__What you need to do__:
Scan the data below for the string "Rossland". Show every line where it turns up.

__Source data__:

_ _ _ _ _ _ _

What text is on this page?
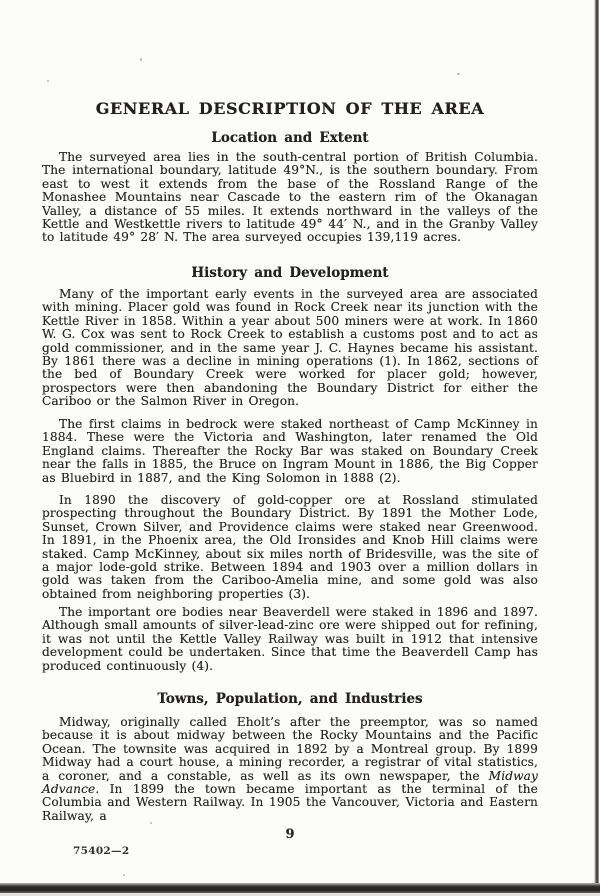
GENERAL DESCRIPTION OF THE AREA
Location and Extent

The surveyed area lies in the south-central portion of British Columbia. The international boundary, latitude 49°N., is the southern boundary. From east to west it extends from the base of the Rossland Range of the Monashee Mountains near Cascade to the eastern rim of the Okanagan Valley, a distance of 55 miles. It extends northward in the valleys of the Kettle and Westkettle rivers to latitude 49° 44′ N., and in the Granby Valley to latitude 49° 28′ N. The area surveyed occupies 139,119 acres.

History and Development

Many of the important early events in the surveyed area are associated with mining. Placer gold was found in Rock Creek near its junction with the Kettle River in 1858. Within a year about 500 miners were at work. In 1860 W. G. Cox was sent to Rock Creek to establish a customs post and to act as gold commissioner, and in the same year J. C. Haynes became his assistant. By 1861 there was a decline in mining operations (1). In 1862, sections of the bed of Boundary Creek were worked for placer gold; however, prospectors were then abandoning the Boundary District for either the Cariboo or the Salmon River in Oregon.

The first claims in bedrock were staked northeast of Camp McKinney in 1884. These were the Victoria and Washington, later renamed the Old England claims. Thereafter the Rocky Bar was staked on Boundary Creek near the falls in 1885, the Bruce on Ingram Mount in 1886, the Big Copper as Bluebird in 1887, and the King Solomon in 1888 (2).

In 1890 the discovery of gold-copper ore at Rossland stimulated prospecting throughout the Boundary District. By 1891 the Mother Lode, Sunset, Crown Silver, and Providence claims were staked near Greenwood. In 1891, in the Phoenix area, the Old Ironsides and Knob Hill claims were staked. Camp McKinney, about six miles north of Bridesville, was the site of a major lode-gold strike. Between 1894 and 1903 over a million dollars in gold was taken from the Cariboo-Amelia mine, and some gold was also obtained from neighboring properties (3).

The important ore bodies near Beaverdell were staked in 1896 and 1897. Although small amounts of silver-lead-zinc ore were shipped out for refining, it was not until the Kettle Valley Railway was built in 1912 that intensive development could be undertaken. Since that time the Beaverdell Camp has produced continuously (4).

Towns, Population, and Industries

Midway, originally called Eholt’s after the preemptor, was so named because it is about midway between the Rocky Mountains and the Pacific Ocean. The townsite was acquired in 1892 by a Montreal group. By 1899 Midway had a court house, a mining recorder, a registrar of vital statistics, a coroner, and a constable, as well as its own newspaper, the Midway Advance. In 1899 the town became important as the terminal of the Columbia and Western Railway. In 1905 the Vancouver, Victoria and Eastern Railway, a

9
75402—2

_ _ _ _ _ _ _

__Task output__:
The surveyed area lies in the south-central portion of British Columbia. The international boundary, latitude 49°N., is the southern boundary. From east to west it extends from the base of the Rossland Range of the Monashee Mountains near Cascade to the eastern rim of the Okanagan Valley, a distance of 55 miles. It extends northward in the valleys of the Kettle and Westkettle rivers to latitude 49° 44′ N., and in the Granby Valley to latitude 49° 28′ N. The area surveyed occupies 139,119 acres.
In 1890 the discovery of gold-copper ore at Rossland stimulated prospecting throughout the Boundary District. By 1891 the Mother Lode, Sunset, Crown Silver, and Providence claims were staked near Greenwood. In 1891, in the Phoenix area, the Old Ironsides and Knob Hill claims were staked. Camp McKinney, about six miles north of Bridesville, was the site of a major lode-gold strike. Between 1894 and 1903 over a million dollars in gold was taken from the Cariboo-Amelia mine, and some gold was also obtained from neighboring properties (3).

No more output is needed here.